## PROBLEM TO SOLVE
Write out each line beneath this one exactly as it reads.

## RECORDS FOR THIS EXERCISE
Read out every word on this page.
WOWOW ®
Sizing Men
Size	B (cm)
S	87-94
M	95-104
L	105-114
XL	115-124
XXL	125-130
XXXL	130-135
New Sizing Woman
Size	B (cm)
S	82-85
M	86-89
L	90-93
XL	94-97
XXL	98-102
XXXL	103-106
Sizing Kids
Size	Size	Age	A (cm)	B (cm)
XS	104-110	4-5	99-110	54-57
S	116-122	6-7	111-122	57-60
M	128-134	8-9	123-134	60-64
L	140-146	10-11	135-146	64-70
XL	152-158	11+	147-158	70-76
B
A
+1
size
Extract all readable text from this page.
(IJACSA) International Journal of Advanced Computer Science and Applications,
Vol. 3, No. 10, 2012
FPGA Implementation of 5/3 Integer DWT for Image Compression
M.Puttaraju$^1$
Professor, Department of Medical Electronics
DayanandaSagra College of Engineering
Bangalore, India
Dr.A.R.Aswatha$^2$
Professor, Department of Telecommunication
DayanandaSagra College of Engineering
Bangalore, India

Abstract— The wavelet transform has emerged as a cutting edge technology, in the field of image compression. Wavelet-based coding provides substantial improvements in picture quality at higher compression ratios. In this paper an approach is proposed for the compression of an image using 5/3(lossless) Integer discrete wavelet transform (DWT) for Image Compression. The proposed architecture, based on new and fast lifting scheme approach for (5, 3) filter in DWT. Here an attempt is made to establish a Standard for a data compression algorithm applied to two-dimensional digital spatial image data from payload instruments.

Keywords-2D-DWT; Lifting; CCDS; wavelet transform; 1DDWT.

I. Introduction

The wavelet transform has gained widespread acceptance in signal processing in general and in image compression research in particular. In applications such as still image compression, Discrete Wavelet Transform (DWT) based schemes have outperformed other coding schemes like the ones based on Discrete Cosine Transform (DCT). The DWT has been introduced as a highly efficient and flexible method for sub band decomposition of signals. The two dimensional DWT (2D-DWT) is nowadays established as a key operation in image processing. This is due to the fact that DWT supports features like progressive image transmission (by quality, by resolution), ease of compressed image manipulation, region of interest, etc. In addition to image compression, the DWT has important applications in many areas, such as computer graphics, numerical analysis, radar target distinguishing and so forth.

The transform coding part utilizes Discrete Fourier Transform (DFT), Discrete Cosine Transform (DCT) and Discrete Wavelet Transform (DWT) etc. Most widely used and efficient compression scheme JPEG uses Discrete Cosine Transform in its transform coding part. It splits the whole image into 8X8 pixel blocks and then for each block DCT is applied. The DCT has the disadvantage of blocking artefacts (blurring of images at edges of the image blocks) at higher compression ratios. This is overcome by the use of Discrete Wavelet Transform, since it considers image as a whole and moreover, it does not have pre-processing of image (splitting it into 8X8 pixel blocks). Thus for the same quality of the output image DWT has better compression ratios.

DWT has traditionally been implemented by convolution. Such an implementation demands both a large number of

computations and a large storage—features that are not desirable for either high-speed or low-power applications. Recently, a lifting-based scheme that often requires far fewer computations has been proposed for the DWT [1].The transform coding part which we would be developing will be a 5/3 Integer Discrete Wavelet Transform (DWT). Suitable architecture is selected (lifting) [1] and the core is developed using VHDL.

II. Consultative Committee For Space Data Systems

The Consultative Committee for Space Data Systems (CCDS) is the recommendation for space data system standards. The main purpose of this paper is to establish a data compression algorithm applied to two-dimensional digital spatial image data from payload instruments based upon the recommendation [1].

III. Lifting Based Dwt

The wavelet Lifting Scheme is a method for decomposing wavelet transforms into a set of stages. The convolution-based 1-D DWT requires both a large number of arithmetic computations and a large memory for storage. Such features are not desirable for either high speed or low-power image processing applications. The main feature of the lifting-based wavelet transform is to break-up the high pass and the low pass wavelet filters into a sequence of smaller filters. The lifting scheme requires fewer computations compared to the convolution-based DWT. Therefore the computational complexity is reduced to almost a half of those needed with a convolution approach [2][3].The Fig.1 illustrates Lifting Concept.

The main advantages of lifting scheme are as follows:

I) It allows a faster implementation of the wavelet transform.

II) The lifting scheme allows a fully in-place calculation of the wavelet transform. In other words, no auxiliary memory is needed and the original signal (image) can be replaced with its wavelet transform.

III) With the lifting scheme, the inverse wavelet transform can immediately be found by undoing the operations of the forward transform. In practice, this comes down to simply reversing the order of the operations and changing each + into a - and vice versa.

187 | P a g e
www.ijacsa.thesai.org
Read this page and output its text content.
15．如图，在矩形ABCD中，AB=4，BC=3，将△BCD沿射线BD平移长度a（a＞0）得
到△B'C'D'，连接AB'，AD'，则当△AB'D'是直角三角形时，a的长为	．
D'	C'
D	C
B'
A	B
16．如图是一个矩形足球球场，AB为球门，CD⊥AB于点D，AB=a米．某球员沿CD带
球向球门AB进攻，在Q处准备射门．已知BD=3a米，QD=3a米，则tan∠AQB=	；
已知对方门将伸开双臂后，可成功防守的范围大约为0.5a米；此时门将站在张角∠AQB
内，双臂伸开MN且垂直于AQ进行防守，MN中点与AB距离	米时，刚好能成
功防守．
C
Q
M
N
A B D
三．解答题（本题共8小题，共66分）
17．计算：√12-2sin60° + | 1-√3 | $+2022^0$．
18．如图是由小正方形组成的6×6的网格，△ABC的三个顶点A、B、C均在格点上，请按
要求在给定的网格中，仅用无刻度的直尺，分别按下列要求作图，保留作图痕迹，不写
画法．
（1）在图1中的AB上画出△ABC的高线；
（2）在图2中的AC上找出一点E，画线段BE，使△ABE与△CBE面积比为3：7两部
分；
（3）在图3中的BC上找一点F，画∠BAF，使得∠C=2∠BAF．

## ANSWER FOR THE TASK
Read out every word on this page.
WOWOW ®
Sizing Men
Size	B (cm)
S	87-94
M	95-104
L	105-114
XL	115-124
XXL	125-130
XXXL	130-135
New Sizing Woman
Size	B (cm)
S	82-85
M	86-89
L	90-93
XL	94-97
XXL	98-102
XXXL	103-106
Sizing Kids
Size	Size	Age	A (cm)	B (cm)
XS	104-110	4-5	99-110	54-57
S	116-122	6-7	111-122	57-60
M	128-134	8-9	123-134	60-64
L	140-146	10-11	135-146	64-70
XL	152-158	11+	147-158	70-76
B
A
+1
size
Extract all readable text from this page.
(IJACSA) International Journal of Advanced Computer Science and Applications,
Vol. 3, No. 10, 2012
FPGA Implementation of 5/3 Integer DWT for Image Compression
M.Puttaraju$^1$
Professor, Department of Medical Electronics
DayanandaSagra College of Engineering
Bangalore, India
Dr.A.R.Aswatha$^2$
Professor, Department of Telecommunication
DayanandaSagra College of Engineering
Bangalore, India

Abstract— The wavelet transform has emerged as a cutting edge technology, in the field of image compression. Wavelet-based coding provides substantial improvements in picture quality at higher compression ratios. In this paper an approach is proposed for the compression of an image using 5/3(lossless) Integer discrete wavelet transform (DWT) for Image Compression. The proposed architecture, based on new and fast lifting scheme approach for (5, 3) filter in DWT. Here an attempt is made to establish a Standard for a data compression algorithm applied to two-dimensional digital spatial image data from payload instruments.

Keywords-2D-DWT; Lifting; CCDS; wavelet transform; 1DDWT.

I. Introduction

The wavelet transform has gained widespread acceptance in signal processing in general and in image compression research in particular. In applications such as still image compression, Discrete Wavelet Transform (DWT) based schemes have outperformed other coding schemes like the ones based on Discrete Cosine Transform (DCT). The DWT has been introduced as a highly efficient and flexible method for sub band decomposition of signals. The two dimensional DWT (2D-DWT) is nowadays established as a key operation in image processing. This is due to the fact that DWT supports features like progressive image transmission (by quality, by resolution), ease of compressed image manipulation, region of interest, etc. In addition to image compression, the DWT has important applications in many areas, such as computer graphics, numerical analysis, radar target distinguishing and so forth.

The transform coding part utilizes Discrete Fourier Transform (DFT), Discrete Cosine Transform (DCT) and Discrete Wavelet Transform (DWT) etc. Most widely used and efficient compression scheme JPEG uses Discrete Cosine Transform in its transform coding part. It splits the whole image into 8X8 pixel blocks and then for each block DCT is applied. The DCT has the disadvantage of blocking artefacts (blurring of images at edges of the image blocks) at higher compression ratios. This is overcome by the use of Discrete Wavelet Transform, since it considers image as a whole and moreover, it does not have pre-processing of image (splitting it into 8X8 pixel blocks). Thus for the same quality of the output image DWT has better compression ratios.

DWT has traditionally been implemented by convolution. Such an implementation demands both a large number of

computations and a large storage—features that are not desirable for either high-speed or low-power applications. Recently, a lifting-based scheme that often requires far fewer computations has been proposed for the DWT [1].The transform coding part which we would be developing will be a 5/3 Integer Discrete Wavelet Transform (DWT). Suitable architecture is selected (lifting) [1] and the core is developed using VHDL.

II. Consultative Committee For Space Data Systems

The Consultative Committee for Space Data Systems (CCDS) is the recommendation for space data system standards. The main purpose of this paper is to establish a data compression algorithm applied to two-dimensional digital spatial image data from payload instruments based upon the recommendation [1].

III. Lifting Based Dwt

The wavelet Lifting Scheme is a method for decomposing wavelet transforms into a set of stages. The convolution-based 1-D DWT requires both a large number of arithmetic computations and a large memory for storage. Such features are not desirable for either high speed or low-power image processing applications. The main feature of the lifting-based wavelet transform is to break-up the high pass and the low pass wavelet filters into a sequence of smaller filters. The lifting scheme requires fewer computations compared to the convolution-based DWT. Therefore the computational complexity is reduced to almost a half of those needed with a convolution approach [2][3].The Fig.1 illustrates Lifting Concept.

The main advantages of lifting scheme are as follows:

I) It allows a faster implementation of the wavelet transform.

II) The lifting scheme allows a fully in-place calculation of the wavelet transform. In other words, no auxiliary memory is needed and the original signal (image) can be replaced with its wavelet transform.

III) With the lifting scheme, the inverse wavelet transform can immediately be found by undoing the operations of the forward transform. In practice, this comes down to simply reversing the order of the operations and changing each + into a - and vice versa.

187 | P a g e
www.ijacsa.thesai.org
Read this page and output its text content.
15．如图，在矩形ABCD中，AB=4，BC=3，将△BCD沿射线BD平移长度a（a＞0）得
到△B'C'D'，连接AB'，AD'，则当△AB'D'是直角三角形时，a的长为	．
D'	C'
D	C
B'
A	B
16．如图是一个矩形足球球场，AB为球门，CD⊥AB于点D，AB=a米．某球员沿CD带
球向球门AB进攻，在Q处准备射门．已知BD=3a米，QD=3a米，则tan∠AQB=	；
已知对方门将伸开双臂后，可成功防守的范围大约为0.5a米；此时门将站在张角∠AQB
内，双臂伸开MN且垂直于AQ进行防守，MN中点与AB距离	米时，刚好能成
功防守．
C
Q
M
N
A B D
三．解答题（本题共8小题，共66分）
17．计算：√12-2sin60° + | 1-√3 | $+2022^0$．
18．如图是由小正方形组成的6×6的网格，△ABC的三个顶点A、B、C均在格点上，请按
要求在给定的网格中，仅用无刻度的直尺，分别按下列要求作图，保留作图痕迹，不写
画法．
（1）在图1中的AB上画出△ABC的高线；
（2）在图2中的AC上找出一点E，画线段BE，使△ABE与△CBE面积比为3：7两部
分；
（3）在图3中的BC上找一点F，画∠BAF，使得∠C=2∠BAF．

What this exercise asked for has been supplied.